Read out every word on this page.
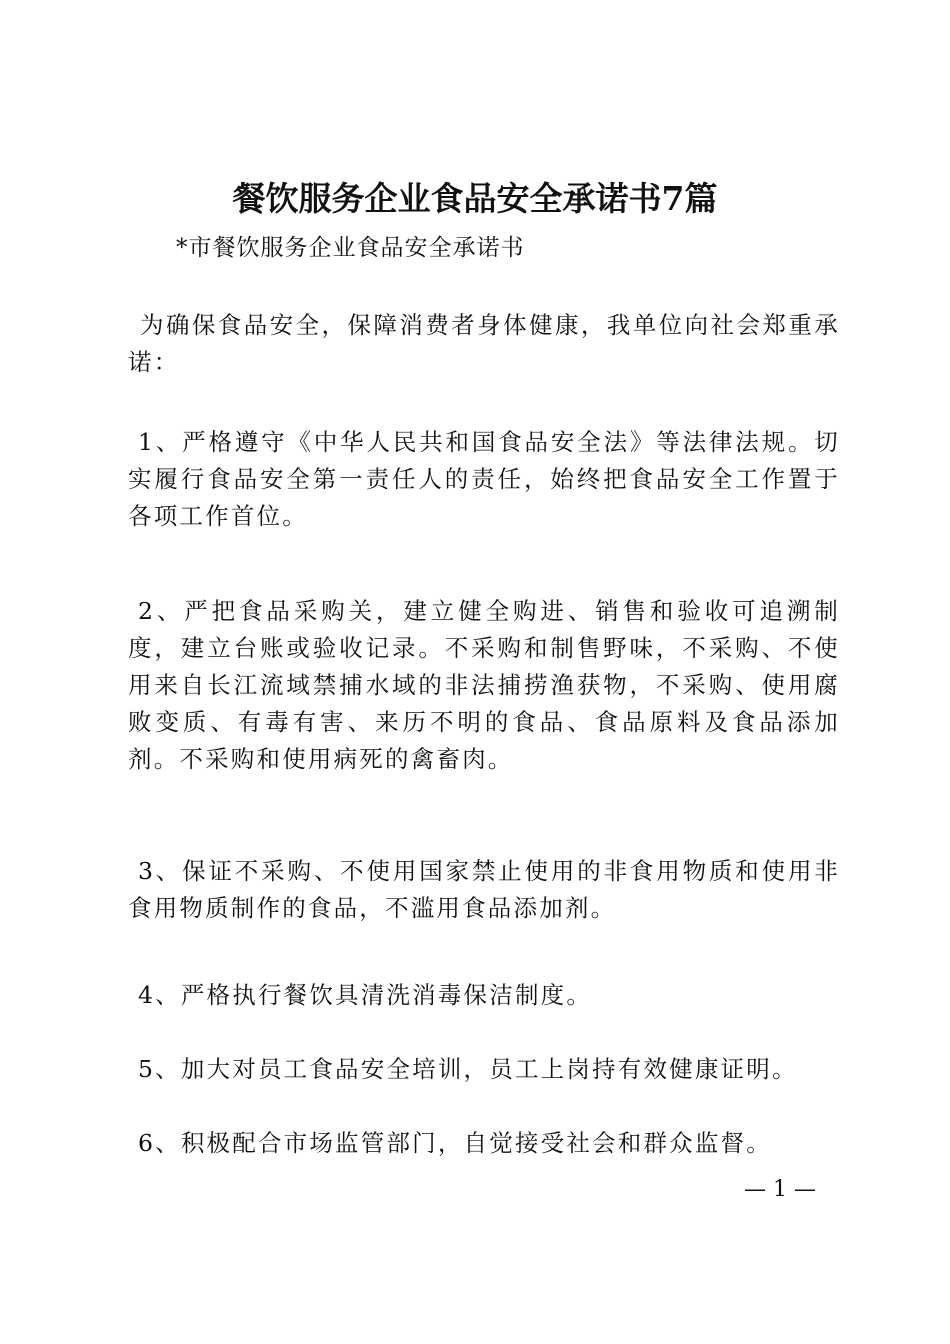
餐饮服务企业食品安全承诺书7篇
*市餐饮服务企业食品安全承诺书
为确保食品安全，保障消费者身体健康，我单位向社会郑重承诺：
1、严格遵守《中华人民共和国食品安全法》等法律法规。切实履行食品安全第一责任人的责任，始终把食品安全工作置于各项工作首位。
2、严把食品采购关，建立健全购进、销售和验收可追溯制度，建立台账或验收记录。不采购和制售野味，不采购、不使用来自长江流域禁捕水域的非法捕捞渔获物，不采购、使用腐败变质、有毒有害、来历不明的食品、食品原料及食品添加剂。不采购和使用病死的禽畜肉。
3、保证不采购、不使用国家禁止使用的非食用物质和使用非食用物质制作的食品，不滥用食品添加剂。
4、严格执行餐饮具清洗消毒保洁制度。
5、加大对员工食品安全培训，员工上岗持有效健康证明。
6、积极配合市场监管部门，自觉接受社会和群众监督。
— 1 —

### Aim of the exercise
Transcribe the preceding listing in its entirety and with exact wording, leaving out pictures.

### Result
Read out every word on this page.
餐饮服务企业食品安全承诺书7篇
*市餐饮服务企业食品安全承诺书
为确保食品安全，保障消费者身体健康，我单位向社会郑重承诺：
1、严格遵守《中华人民共和国食品安全法》等法律法规。切实履行食品安全第一责任人的责任，始终把食品安全工作置于各项工作首位。
2、严把食品采购关，建立健全购进、销售和验收可追溯制度，建立台账或验收记录。不采购和制售野味，不采购、不使用来自长江流域禁捕水域的非法捕捞渔获物，不采购、使用腐败变质、有毒有害、来历不明的食品、食品原料及食品添加剂。不采购和使用病死的禽畜肉。
3、保证不采购、不使用国家禁止使用的非食用物质和使用非食用物质制作的食品，不滥用食品添加剂。
4、严格执行餐饮具清洗消毒保洁制度。
5、加大对员工食品安全培训，员工上岗持有效健康证明。
6、积极配合市场监管部门，自觉接受社会和群众监督。
— 1 —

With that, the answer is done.